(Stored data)
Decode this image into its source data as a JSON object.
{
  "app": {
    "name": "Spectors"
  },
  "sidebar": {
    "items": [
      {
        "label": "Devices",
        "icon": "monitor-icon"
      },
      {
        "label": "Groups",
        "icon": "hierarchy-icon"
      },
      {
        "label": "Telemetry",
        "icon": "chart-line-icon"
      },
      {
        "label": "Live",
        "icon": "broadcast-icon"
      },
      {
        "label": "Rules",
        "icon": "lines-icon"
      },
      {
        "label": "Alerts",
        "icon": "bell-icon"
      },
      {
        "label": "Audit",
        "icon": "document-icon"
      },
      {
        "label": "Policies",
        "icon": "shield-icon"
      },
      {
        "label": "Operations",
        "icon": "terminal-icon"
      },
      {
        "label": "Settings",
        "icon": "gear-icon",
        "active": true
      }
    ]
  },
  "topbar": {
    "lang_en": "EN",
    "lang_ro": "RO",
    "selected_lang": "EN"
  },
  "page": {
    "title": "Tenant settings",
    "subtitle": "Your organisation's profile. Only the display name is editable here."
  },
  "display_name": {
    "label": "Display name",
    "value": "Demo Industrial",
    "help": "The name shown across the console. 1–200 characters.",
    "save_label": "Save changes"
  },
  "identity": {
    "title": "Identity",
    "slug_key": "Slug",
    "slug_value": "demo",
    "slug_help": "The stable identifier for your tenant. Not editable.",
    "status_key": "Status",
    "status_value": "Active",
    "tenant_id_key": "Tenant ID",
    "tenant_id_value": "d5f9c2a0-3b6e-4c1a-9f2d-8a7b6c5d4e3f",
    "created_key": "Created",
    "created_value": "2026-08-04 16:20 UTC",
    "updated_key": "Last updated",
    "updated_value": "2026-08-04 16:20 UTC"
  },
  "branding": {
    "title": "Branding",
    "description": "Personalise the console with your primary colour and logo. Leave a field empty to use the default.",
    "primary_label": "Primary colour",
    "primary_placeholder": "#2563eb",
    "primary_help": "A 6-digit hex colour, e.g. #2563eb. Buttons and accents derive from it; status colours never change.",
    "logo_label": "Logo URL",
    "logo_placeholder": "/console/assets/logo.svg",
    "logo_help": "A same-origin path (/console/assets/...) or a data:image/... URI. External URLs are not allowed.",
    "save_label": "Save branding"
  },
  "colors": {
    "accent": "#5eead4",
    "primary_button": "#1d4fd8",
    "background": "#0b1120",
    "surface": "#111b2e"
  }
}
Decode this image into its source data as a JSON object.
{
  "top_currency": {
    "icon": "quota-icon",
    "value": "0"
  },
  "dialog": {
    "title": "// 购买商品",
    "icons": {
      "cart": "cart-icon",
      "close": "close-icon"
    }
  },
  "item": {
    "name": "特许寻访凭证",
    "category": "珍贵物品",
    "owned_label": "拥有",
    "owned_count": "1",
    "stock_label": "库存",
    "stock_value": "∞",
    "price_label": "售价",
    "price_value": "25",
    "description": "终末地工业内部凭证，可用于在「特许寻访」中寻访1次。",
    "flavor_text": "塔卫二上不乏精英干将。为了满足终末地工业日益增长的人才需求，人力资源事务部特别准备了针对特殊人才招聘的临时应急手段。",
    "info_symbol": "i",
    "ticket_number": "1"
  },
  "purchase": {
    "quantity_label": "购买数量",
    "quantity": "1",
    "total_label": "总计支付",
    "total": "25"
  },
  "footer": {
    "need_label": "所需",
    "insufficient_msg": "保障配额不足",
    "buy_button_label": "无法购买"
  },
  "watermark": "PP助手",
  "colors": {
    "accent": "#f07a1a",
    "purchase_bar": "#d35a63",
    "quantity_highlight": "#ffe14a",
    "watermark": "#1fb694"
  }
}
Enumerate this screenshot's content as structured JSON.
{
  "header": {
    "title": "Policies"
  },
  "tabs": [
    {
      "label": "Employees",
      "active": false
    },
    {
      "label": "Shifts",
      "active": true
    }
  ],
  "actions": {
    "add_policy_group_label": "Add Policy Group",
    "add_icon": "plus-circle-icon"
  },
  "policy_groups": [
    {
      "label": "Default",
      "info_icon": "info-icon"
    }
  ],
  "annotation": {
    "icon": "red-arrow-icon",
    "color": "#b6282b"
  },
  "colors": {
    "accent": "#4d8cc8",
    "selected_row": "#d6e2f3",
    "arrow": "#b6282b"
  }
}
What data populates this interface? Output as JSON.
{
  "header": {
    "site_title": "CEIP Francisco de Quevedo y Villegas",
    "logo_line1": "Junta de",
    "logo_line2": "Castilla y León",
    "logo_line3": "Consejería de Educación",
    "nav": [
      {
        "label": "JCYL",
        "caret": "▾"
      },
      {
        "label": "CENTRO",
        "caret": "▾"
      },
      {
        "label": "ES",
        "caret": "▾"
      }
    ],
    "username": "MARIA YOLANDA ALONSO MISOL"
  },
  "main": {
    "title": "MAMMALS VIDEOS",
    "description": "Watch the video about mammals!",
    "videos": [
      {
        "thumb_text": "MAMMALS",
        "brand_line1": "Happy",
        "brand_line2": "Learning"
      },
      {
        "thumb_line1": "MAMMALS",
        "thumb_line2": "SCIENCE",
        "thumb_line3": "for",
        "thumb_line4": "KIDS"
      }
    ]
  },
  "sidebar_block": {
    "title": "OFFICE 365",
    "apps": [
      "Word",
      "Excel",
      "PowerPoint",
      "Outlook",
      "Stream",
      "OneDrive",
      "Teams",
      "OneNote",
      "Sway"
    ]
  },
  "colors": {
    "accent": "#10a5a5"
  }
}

_Task description_. Copy out each line in the listing that has the word "console".

_Exercise output_.
    "help": "The name shown across the console. 1–200 characters.",
    "description": "Personalise the console with your primary colour and logo. Leave a field empty to use the default.",
    "logo_placeholder": "/console/assets/logo.svg",
    "logo_help": "A same-origin path (/console/assets/...) or a data:image/... URI. External URLs are not allowed.",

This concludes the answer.